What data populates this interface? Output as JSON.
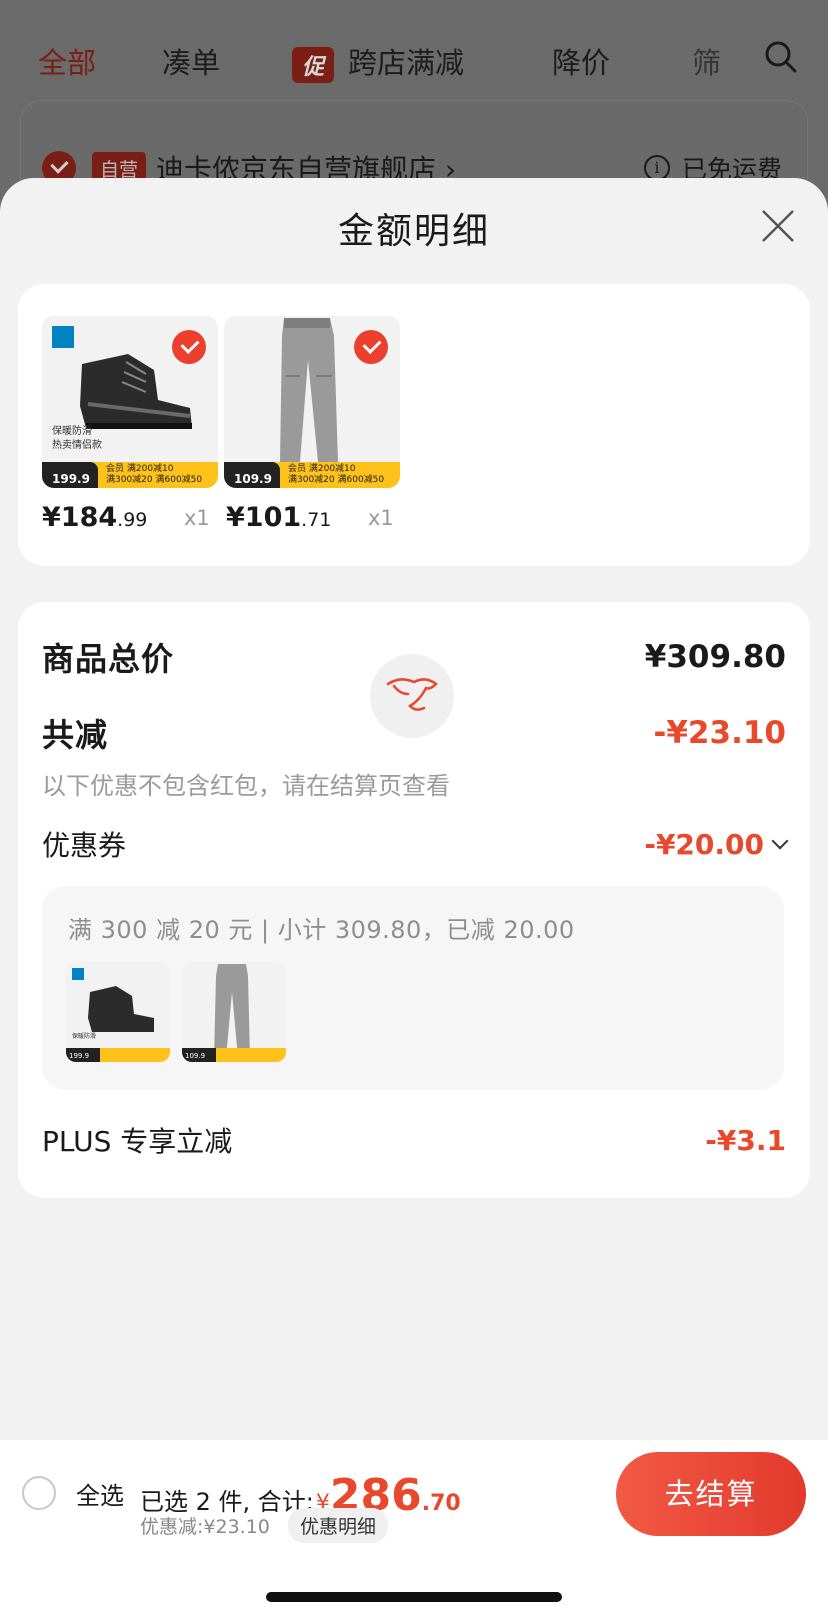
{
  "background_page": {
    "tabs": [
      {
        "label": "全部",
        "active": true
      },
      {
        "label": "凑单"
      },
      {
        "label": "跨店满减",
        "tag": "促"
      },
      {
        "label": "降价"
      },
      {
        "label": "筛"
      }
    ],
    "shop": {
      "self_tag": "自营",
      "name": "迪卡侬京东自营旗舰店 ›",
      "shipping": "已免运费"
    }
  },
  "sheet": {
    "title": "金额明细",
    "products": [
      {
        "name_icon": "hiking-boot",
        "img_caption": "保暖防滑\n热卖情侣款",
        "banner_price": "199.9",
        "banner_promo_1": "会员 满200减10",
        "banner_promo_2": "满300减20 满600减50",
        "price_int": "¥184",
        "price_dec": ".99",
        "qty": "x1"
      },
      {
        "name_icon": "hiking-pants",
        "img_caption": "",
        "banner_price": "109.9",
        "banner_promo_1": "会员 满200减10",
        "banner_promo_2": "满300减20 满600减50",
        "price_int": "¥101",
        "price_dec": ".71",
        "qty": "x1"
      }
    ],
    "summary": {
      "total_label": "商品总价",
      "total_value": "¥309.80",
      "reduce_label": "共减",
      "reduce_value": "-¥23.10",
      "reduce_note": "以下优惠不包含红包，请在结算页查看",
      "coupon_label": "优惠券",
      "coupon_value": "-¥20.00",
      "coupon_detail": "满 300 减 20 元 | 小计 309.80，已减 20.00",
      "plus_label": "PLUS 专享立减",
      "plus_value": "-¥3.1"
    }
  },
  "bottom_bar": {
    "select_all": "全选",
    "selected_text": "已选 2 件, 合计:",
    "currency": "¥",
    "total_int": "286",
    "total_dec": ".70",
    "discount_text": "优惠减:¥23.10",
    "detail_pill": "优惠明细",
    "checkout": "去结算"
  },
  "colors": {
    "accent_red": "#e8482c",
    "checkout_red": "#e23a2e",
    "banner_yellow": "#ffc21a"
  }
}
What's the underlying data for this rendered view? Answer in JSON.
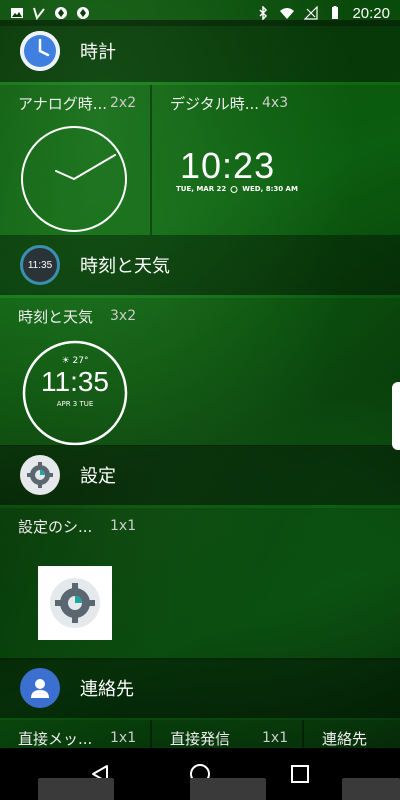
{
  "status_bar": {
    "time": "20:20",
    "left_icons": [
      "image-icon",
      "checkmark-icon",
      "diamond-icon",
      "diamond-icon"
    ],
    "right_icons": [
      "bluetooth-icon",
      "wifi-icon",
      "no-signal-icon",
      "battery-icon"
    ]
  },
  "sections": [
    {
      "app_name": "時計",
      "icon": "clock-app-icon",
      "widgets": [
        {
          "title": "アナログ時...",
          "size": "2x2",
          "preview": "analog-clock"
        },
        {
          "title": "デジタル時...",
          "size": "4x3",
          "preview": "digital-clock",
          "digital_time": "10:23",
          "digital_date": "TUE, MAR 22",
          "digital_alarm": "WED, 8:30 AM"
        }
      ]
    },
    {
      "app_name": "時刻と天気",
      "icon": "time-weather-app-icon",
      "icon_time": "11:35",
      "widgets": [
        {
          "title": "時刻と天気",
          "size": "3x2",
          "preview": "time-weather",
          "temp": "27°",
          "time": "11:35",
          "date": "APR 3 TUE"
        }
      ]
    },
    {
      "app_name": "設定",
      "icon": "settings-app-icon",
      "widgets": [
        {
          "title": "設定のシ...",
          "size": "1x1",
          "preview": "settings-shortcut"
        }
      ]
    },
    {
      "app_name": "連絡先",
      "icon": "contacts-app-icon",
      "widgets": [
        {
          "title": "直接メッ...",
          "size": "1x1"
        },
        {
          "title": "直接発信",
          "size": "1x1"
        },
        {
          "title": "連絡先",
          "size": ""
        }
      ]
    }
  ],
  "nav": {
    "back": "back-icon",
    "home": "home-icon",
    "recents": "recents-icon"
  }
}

Directions for this task: Only lines with the word "preview" should be collected from the material.

Exercise solution:
          "preview": "analog-clock"
          "preview": "digital-clock",
          "preview": "time-weather",
          "preview": "settings-shortcut"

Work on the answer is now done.